- _Exercise goal_: Retype the listing that follows, exactly as written.

## START

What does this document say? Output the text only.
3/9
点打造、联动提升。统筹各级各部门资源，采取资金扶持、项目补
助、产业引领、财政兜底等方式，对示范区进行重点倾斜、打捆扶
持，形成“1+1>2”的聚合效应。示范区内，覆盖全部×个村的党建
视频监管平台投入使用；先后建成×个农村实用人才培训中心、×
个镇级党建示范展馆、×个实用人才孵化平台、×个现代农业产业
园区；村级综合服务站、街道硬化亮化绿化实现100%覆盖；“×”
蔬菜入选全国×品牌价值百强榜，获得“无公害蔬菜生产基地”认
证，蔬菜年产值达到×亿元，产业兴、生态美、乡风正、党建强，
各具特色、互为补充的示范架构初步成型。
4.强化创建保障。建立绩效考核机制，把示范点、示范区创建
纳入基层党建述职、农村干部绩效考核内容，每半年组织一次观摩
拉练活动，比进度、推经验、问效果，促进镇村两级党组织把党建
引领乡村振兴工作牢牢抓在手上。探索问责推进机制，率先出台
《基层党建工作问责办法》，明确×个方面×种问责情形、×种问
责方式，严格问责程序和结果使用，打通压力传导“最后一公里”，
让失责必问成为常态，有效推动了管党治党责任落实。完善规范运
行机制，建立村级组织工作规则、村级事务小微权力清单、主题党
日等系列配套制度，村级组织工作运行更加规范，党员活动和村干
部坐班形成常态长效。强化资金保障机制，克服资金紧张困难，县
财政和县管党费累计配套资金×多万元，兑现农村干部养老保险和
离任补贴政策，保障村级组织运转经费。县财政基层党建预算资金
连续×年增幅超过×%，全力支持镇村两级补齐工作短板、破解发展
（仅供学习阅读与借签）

## END

- _Task answer_:
What does this document say? Output the text only.
3/9
点打造、联动提升。统筹各级各部门资源，采取资金扶持、项目补
助、产业引领、财政兜底等方式，对示范区进行重点倾斜、打捆扶
持，形成“1+1>2”的聚合效应。示范区内，覆盖全部×个村的党建
视频监管平台投入使用；先后建成×个农村实用人才培训中心、×
个镇级党建示范展馆、×个实用人才孵化平台、×个现代农业产业
园区；村级综合服务站、街道硬化亮化绿化实现100%覆盖；“×”
蔬菜入选全国×品牌价值百强榜，获得“无公害蔬菜生产基地”认
证，蔬菜年产值达到×亿元，产业兴、生态美、乡风正、党建强，
各具特色、互为补充的示范架构初步成型。
4.强化创建保障。建立绩效考核机制，把示范点、示范区创建
纳入基层党建述职、农村干部绩效考核内容，每半年组织一次观摩
拉练活动，比进度、推经验、问效果，促进镇村两级党组织把党建
引领乡村振兴工作牢牢抓在手上。探索问责推进机制，率先出台
《基层党建工作问责办法》，明确×个方面×种问责情形、×种问
责方式，严格问责程序和结果使用，打通压力传导“最后一公里”，
让失责必问成为常态，有效推动了管党治党责任落实。完善规范运
行机制，建立村级组织工作规则、村级事务小微权力清单、主题党
日等系列配套制度，村级组织工作运行更加规范，党员活动和村干
部坐班形成常态长效。强化资金保障机制，克服资金紧张困难，县
财政和县管党费累计配套资金×多万元，兑现农村干部养老保险和
离任补贴政策，保障村级组织运转经费。县财政基层党建预算资金
连续×年增幅超过×%，全力支持镇村两级补齐工作短板、破解发展
（仅供学习阅读与借签）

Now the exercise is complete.